■ **Your objective**:
Identify every line in the records below that contains the word "Укажите", and copy each of those lines.

■ **Stored data entries**:
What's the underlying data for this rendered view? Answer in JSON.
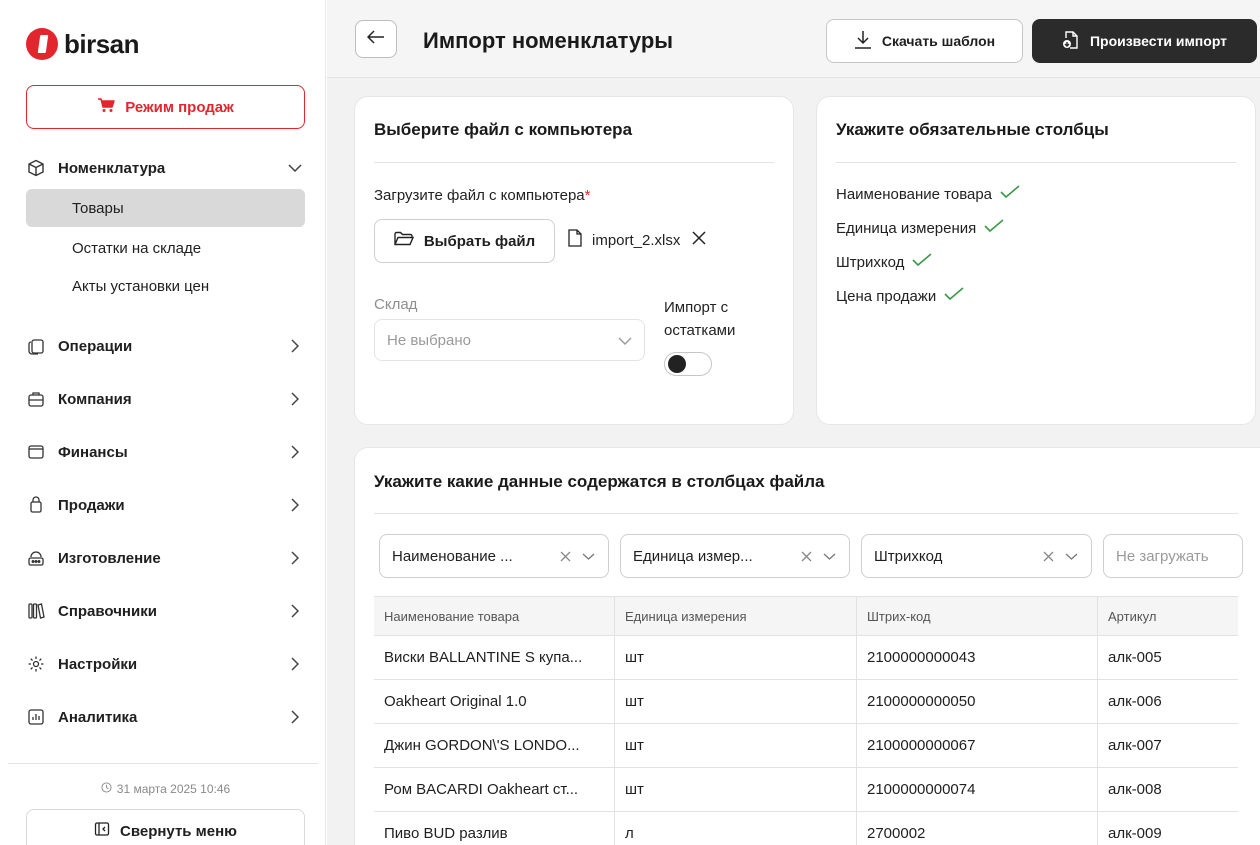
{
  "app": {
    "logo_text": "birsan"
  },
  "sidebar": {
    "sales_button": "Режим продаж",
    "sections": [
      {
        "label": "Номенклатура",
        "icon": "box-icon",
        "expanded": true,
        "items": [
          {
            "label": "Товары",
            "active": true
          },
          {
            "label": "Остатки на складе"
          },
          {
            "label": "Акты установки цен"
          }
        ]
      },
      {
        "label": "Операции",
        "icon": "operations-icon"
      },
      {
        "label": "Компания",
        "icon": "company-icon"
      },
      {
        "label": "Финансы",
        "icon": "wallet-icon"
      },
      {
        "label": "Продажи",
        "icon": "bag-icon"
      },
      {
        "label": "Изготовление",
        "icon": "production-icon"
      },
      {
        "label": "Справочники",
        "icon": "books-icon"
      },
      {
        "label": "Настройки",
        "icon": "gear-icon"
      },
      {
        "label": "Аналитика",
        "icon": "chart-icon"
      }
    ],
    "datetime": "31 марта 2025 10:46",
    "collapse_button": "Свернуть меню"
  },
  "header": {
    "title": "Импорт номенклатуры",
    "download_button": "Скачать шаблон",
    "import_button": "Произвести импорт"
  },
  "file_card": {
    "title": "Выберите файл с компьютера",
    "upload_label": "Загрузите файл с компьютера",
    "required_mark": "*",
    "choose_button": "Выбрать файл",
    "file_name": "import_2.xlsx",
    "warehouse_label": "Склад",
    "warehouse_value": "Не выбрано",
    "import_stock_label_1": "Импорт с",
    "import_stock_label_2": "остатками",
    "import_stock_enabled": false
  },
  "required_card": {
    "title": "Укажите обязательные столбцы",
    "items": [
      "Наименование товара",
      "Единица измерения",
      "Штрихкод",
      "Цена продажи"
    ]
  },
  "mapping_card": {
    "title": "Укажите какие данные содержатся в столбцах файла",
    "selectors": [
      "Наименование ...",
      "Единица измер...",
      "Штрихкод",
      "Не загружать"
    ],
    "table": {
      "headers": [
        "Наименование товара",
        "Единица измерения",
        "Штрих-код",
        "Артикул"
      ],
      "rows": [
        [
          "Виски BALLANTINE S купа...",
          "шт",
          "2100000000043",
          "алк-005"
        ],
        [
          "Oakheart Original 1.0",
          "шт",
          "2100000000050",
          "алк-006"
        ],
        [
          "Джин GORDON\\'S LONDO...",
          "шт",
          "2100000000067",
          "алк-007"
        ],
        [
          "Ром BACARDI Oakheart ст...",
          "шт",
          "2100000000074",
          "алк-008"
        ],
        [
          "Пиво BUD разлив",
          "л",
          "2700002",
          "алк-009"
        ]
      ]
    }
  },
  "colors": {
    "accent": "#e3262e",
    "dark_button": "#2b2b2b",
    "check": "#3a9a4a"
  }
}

---

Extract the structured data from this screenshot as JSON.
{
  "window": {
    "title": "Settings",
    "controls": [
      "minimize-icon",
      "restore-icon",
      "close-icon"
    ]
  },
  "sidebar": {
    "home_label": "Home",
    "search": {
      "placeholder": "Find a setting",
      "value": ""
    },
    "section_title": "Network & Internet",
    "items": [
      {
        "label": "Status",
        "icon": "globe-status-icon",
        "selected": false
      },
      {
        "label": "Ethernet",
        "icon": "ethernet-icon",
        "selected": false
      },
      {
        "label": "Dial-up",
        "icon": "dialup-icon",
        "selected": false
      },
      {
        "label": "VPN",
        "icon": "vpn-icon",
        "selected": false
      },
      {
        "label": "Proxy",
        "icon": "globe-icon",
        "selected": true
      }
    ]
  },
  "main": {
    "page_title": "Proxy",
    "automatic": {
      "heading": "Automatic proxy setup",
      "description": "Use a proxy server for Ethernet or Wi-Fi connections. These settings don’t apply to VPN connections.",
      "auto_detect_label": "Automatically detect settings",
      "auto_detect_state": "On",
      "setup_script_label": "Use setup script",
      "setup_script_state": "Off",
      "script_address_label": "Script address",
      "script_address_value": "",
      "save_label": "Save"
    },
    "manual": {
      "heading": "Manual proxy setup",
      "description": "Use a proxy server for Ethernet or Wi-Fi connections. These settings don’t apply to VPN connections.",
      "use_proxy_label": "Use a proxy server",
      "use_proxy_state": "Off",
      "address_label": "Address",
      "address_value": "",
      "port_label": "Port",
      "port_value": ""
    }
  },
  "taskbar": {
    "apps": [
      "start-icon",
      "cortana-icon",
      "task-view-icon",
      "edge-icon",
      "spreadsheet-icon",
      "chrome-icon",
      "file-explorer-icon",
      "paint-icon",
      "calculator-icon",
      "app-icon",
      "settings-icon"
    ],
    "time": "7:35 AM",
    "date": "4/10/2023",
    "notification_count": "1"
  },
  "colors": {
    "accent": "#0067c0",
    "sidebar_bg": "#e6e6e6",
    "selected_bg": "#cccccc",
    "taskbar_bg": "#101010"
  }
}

* * *

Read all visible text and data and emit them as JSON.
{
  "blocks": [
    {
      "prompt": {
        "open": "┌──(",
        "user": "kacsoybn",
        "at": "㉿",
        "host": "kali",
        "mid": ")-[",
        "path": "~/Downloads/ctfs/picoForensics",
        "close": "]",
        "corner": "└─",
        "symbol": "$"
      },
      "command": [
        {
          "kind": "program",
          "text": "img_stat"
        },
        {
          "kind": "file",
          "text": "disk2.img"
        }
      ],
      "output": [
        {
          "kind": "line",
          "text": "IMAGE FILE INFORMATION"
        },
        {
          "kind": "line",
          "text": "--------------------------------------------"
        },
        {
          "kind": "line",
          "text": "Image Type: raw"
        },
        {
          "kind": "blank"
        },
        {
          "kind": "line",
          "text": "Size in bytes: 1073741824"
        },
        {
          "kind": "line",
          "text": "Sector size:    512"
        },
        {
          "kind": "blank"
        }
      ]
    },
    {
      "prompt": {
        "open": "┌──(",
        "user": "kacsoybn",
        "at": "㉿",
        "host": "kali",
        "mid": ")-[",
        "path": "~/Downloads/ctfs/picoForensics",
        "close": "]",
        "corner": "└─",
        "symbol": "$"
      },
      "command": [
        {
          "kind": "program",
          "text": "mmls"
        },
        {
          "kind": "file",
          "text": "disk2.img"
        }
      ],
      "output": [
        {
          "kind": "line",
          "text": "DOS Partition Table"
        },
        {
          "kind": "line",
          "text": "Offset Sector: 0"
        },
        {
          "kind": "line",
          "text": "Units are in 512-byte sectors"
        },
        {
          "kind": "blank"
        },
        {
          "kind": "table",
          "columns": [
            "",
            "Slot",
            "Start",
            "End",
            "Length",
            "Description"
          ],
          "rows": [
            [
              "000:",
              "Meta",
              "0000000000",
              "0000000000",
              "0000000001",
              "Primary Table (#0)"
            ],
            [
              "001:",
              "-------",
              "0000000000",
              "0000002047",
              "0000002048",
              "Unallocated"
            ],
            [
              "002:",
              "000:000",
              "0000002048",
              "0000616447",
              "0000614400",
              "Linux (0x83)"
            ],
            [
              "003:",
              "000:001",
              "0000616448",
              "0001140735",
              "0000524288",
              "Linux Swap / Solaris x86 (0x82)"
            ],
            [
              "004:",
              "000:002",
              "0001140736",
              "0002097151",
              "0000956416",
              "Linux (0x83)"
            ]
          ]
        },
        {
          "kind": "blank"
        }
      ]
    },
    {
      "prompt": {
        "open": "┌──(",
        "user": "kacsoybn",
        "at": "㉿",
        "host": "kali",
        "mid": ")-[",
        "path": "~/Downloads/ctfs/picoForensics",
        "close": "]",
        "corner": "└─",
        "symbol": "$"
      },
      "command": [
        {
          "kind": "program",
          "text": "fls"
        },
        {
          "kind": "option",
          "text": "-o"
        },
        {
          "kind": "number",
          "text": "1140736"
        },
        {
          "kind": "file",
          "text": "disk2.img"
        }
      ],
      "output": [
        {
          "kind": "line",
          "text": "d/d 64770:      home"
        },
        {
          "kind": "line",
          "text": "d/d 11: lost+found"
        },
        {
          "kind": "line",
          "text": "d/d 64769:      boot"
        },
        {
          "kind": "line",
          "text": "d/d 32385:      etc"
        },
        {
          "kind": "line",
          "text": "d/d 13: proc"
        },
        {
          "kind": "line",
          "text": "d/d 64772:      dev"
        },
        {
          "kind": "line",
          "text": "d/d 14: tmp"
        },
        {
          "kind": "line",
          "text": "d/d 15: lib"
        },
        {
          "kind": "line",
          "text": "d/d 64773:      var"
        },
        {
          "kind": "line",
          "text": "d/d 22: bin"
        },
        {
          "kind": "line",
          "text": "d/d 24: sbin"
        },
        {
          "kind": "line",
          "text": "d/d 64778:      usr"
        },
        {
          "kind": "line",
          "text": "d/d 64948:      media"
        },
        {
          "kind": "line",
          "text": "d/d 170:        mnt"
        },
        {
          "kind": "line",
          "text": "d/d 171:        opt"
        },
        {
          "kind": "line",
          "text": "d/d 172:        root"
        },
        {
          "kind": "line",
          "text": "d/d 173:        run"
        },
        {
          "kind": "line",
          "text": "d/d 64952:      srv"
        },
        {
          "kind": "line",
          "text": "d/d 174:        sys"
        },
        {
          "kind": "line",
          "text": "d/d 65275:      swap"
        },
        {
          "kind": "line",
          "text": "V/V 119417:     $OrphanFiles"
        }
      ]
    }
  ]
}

■ **Reply**:
    "title": "Укажите обязательные столбцы",
    "title": "Укажите какие данные содержатся в столбцах файла",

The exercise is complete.